**Extracted information**.
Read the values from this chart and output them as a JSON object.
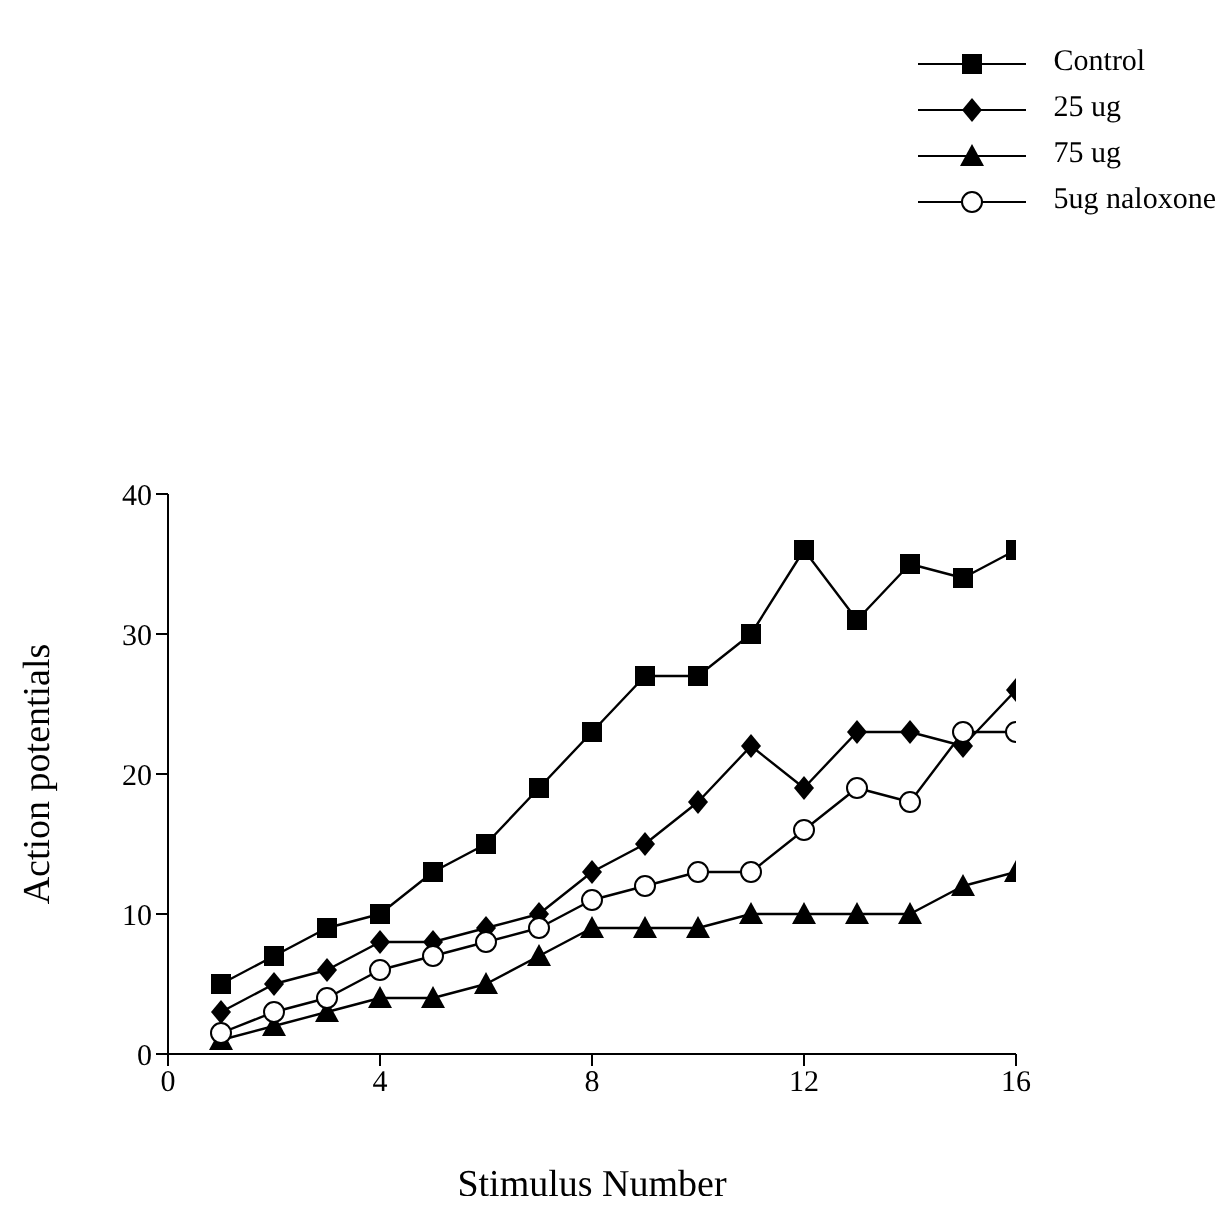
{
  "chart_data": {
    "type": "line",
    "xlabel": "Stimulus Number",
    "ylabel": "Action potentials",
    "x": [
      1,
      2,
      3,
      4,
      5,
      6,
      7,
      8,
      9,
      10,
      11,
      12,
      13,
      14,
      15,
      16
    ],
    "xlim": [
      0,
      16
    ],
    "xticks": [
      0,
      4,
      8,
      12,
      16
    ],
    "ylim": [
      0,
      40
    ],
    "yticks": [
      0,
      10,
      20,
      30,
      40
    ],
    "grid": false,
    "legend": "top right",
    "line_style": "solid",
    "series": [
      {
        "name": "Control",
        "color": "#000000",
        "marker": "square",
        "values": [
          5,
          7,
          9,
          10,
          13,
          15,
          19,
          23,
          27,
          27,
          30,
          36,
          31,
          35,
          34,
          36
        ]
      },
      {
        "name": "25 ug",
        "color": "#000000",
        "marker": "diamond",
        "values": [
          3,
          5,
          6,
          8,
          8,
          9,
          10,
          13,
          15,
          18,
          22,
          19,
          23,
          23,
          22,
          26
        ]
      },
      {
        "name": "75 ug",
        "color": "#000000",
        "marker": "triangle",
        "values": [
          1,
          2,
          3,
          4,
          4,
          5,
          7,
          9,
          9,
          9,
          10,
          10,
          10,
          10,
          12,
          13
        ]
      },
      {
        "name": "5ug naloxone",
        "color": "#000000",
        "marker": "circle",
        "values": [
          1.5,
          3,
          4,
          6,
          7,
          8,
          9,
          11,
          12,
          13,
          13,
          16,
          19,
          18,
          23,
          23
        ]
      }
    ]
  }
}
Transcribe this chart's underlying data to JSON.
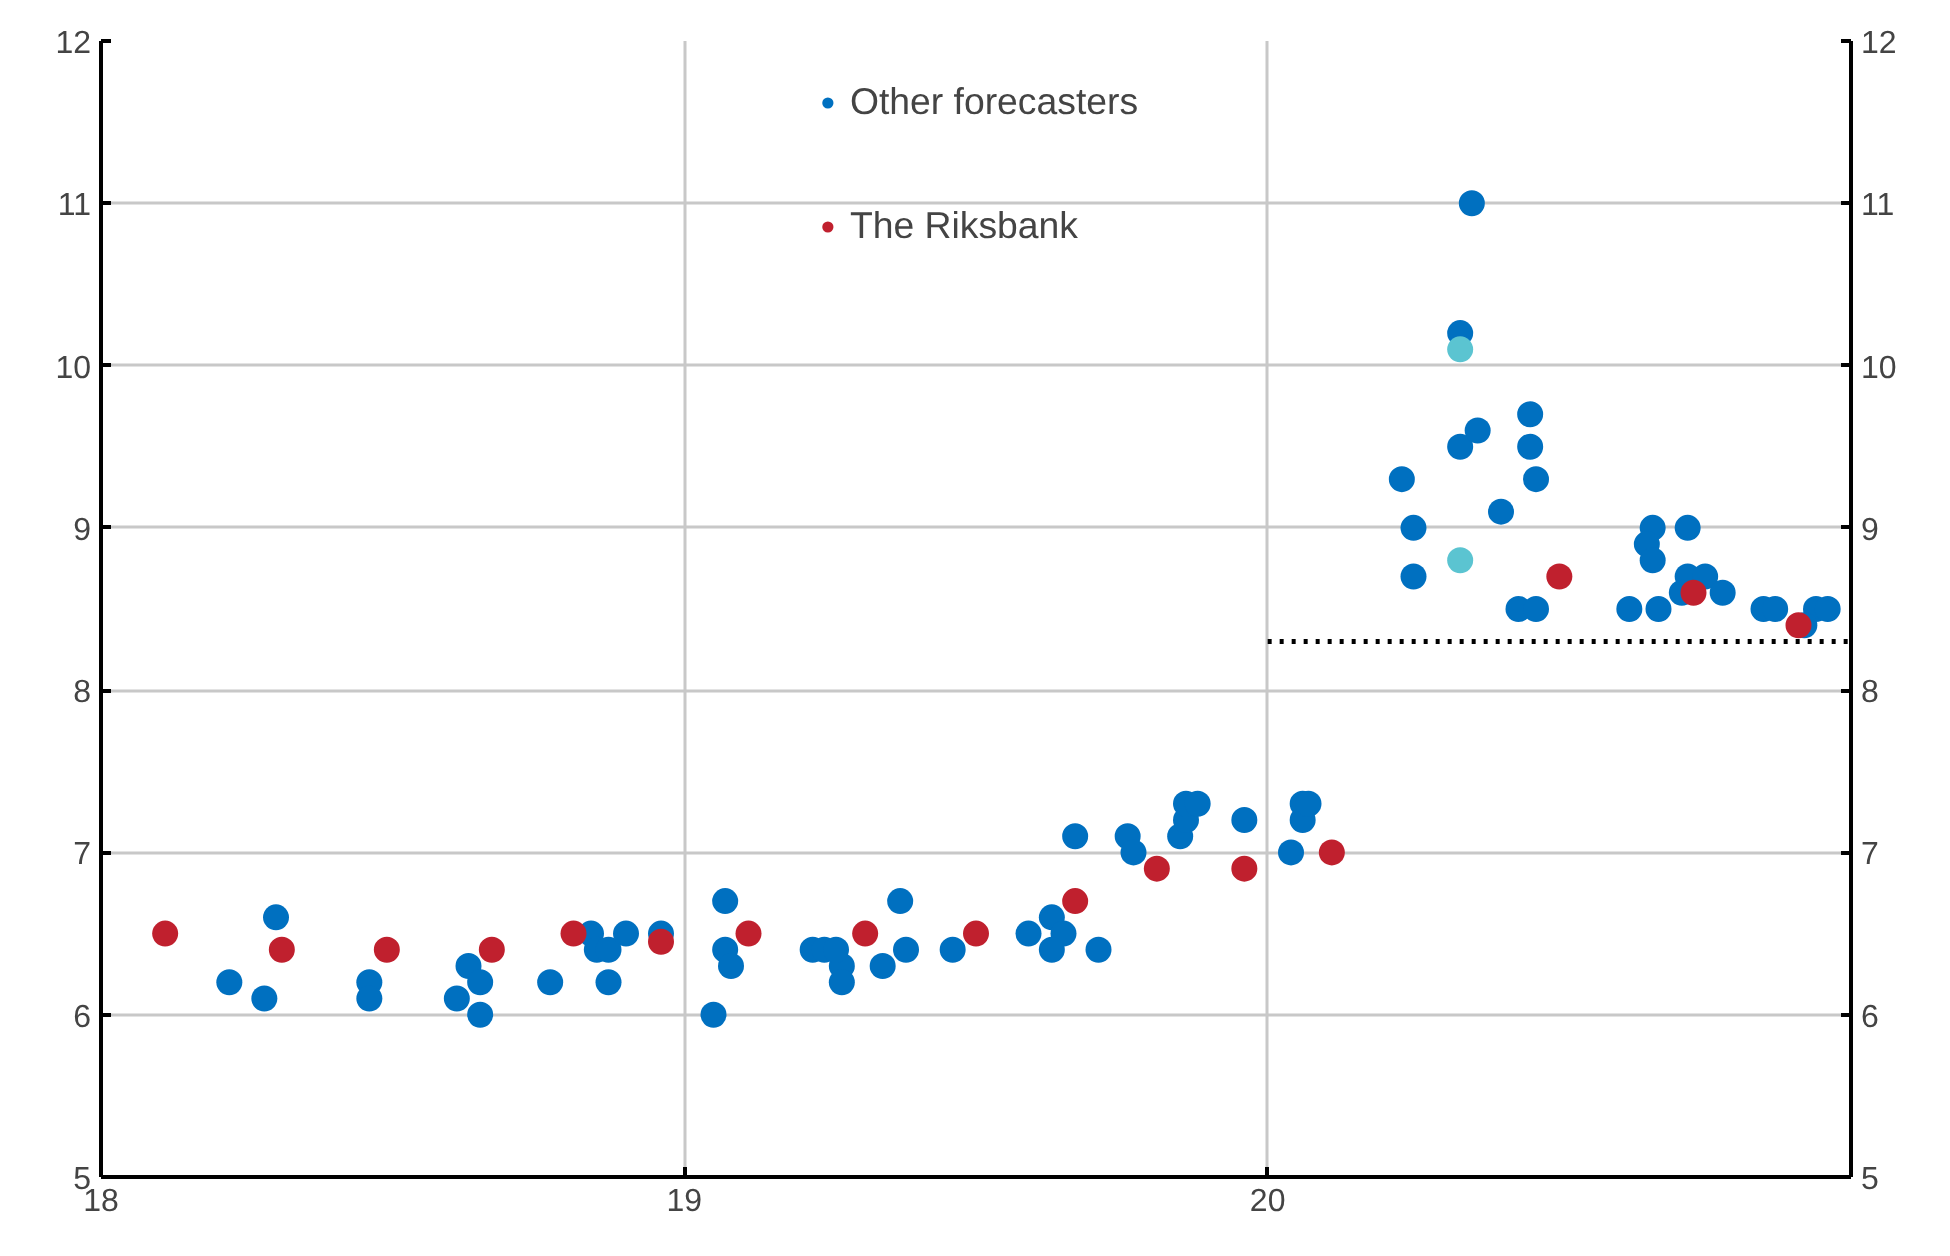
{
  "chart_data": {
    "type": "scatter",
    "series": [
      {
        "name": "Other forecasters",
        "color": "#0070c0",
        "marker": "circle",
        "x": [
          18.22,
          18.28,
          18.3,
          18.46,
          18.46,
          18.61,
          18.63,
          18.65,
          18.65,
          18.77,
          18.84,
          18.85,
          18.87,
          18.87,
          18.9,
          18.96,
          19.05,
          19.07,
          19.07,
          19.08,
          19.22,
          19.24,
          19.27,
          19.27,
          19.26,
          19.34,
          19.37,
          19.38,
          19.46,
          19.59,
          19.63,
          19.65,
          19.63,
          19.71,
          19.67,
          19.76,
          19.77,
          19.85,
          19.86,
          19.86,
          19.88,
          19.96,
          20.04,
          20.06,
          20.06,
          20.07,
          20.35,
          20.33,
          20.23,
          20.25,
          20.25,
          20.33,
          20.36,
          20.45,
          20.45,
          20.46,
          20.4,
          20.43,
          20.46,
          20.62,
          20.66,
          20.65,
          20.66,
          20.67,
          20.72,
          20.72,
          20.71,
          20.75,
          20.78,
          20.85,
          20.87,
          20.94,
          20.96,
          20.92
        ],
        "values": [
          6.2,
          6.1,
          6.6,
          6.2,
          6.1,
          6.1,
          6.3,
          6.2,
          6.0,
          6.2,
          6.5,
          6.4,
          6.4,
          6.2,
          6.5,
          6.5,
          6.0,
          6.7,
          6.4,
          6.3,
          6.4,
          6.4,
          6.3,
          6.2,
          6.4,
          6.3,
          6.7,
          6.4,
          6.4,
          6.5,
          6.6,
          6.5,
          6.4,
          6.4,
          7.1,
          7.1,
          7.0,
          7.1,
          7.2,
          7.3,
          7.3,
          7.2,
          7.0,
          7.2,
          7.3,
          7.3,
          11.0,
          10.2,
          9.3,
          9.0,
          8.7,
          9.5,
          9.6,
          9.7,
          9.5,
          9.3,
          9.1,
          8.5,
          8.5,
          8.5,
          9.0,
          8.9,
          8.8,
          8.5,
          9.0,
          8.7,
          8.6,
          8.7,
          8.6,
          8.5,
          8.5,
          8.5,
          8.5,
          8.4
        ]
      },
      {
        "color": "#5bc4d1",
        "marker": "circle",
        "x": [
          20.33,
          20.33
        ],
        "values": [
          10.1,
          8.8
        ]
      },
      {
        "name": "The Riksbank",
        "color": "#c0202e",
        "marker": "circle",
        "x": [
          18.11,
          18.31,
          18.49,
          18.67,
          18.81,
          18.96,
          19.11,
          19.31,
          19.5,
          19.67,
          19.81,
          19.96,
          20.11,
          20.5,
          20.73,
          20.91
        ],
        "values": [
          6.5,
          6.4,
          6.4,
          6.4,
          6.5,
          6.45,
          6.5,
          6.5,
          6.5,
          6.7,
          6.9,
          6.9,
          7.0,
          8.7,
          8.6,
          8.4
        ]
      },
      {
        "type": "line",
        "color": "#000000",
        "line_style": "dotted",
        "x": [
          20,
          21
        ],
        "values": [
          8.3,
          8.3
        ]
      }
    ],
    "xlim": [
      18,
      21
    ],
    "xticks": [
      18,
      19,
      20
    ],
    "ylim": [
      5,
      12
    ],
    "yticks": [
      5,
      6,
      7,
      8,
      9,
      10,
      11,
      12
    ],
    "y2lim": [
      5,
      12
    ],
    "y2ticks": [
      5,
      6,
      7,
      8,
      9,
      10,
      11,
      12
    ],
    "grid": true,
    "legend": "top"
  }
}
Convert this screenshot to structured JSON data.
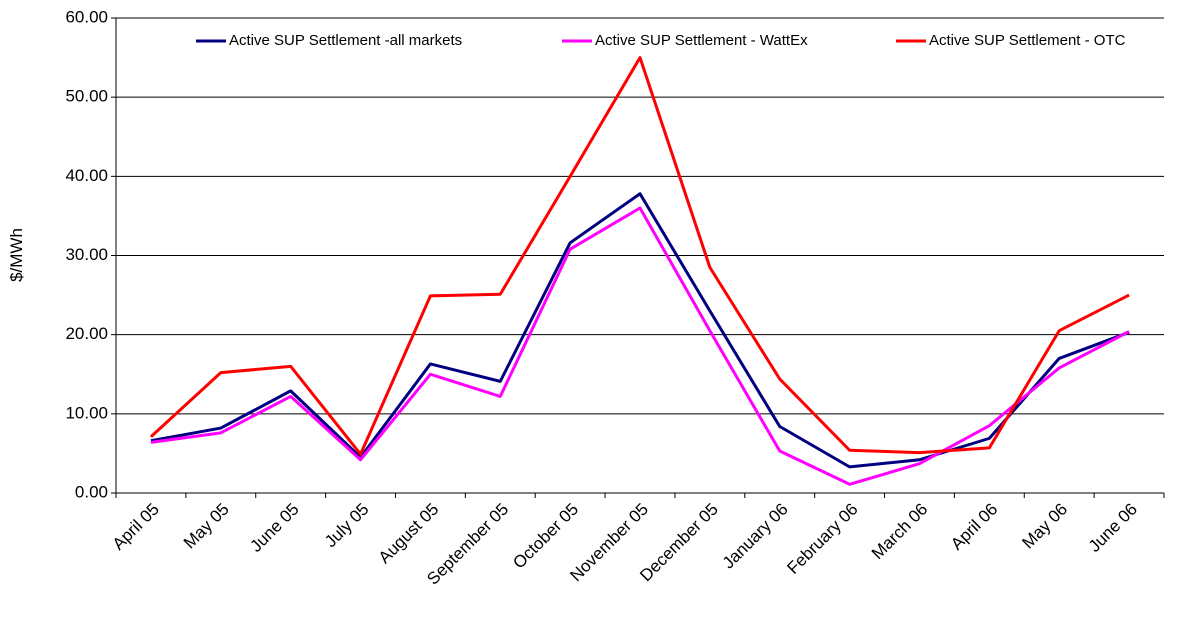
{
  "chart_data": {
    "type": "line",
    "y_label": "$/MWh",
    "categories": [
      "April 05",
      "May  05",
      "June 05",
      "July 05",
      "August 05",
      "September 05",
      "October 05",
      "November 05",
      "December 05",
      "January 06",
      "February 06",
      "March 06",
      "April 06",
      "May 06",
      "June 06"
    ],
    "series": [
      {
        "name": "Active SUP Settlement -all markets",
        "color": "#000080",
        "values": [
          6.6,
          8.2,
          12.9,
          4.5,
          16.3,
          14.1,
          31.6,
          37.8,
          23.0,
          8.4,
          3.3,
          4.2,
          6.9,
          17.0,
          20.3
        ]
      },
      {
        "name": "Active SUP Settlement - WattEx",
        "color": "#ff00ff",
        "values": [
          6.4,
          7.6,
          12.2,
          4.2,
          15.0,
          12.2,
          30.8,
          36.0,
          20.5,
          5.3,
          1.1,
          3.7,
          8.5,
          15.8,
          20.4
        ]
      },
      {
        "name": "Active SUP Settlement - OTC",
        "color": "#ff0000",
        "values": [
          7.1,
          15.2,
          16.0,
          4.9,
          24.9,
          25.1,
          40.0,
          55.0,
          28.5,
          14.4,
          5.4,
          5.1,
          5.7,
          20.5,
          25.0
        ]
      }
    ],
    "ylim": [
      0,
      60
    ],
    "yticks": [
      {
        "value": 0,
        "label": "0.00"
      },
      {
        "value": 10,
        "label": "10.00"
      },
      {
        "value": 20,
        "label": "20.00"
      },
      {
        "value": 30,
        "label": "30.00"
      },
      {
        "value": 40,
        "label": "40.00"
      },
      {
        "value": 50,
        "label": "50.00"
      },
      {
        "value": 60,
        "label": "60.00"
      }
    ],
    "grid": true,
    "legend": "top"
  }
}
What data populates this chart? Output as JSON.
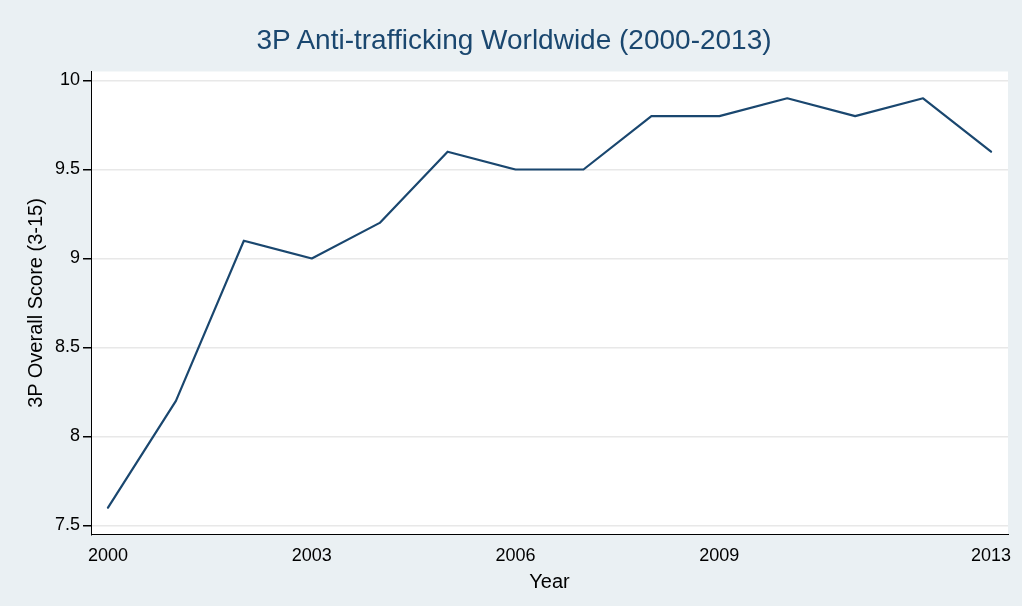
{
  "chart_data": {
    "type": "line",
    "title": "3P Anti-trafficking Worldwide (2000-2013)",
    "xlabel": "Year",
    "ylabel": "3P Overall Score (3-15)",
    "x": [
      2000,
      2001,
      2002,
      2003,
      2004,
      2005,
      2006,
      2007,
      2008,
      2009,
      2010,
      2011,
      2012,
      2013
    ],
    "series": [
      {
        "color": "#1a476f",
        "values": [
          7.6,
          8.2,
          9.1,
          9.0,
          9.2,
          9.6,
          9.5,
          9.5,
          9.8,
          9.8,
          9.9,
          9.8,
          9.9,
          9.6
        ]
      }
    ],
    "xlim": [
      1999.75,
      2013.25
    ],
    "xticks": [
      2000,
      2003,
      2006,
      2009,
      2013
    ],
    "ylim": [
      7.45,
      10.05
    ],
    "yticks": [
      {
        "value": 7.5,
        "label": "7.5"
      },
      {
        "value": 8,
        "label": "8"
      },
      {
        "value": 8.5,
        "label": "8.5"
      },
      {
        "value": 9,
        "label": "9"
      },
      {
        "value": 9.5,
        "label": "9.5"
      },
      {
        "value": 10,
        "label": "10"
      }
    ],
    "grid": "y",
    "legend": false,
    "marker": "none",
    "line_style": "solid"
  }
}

**Your objective**.
Only the count is wanted: report how many lines of the material above hold the word "grid".

**The result**.
4